#### WHAT YOU HAVE TO DO
Every line below that contains "time" is to be copied.

[Stored data entries]
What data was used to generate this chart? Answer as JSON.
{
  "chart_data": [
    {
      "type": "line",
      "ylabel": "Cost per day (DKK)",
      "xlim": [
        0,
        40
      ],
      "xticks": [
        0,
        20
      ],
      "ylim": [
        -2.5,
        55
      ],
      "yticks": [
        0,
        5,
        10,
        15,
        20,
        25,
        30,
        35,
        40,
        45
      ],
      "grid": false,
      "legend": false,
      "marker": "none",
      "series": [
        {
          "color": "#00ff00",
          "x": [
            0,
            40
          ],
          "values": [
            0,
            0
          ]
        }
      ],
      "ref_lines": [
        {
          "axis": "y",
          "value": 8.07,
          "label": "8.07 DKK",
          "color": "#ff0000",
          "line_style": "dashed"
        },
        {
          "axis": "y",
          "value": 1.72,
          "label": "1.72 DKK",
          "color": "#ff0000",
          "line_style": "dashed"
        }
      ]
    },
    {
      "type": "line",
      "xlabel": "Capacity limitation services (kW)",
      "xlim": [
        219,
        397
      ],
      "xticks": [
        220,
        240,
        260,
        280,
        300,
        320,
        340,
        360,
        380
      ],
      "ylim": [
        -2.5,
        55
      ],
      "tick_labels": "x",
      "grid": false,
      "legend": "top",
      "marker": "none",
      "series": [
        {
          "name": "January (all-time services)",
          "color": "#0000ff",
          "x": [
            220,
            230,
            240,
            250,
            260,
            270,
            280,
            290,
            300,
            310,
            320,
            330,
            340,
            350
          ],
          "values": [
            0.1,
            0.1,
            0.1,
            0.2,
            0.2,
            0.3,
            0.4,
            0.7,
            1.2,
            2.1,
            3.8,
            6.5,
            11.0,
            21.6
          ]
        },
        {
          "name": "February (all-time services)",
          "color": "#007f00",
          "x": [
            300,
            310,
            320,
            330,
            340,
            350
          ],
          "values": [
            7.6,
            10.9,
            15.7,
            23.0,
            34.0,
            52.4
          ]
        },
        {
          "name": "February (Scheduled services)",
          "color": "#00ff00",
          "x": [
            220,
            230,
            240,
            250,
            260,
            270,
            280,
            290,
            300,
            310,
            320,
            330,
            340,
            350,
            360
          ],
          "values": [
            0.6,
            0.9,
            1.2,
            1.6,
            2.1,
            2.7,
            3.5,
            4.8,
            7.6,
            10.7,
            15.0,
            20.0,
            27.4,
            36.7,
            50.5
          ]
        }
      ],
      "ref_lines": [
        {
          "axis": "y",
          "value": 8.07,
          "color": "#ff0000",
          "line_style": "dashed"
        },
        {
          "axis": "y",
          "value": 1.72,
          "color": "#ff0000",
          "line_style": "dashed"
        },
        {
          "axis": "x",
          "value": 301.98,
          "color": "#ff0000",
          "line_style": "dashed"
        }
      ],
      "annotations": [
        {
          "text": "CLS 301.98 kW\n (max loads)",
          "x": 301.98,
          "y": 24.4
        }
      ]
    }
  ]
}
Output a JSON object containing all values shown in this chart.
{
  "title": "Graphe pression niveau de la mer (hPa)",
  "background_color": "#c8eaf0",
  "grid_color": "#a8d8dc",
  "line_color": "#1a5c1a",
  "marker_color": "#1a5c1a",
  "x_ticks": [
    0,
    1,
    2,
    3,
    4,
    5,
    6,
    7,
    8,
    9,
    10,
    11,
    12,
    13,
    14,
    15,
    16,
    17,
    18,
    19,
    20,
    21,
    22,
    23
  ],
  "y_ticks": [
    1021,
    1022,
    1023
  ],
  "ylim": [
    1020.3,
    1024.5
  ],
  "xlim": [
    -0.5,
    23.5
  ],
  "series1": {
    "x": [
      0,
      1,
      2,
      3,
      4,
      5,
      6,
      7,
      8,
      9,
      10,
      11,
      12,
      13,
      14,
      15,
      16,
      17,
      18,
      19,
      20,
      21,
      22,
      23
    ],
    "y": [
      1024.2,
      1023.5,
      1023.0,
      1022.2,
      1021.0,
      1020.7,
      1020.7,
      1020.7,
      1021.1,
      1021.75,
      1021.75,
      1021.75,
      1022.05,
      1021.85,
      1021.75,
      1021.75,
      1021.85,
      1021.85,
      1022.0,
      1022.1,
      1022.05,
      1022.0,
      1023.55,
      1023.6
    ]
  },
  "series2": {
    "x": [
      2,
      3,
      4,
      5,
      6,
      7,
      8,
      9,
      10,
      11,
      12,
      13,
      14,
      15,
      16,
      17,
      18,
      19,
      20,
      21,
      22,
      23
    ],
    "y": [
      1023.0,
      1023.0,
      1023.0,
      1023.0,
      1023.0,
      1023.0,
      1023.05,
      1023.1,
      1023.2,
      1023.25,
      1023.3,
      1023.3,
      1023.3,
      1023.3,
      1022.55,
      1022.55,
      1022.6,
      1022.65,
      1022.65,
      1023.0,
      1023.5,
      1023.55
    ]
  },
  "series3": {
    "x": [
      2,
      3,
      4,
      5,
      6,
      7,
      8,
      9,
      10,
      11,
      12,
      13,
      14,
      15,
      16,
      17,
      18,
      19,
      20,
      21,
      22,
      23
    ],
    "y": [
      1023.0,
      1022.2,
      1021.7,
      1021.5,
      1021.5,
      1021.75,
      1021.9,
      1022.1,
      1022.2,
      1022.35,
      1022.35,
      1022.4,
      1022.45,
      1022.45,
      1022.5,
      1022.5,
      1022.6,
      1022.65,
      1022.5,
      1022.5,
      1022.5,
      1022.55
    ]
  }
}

#### COMPLETED TASK
          "name": "January (all-time services)",
          "name": "February (all-time services)",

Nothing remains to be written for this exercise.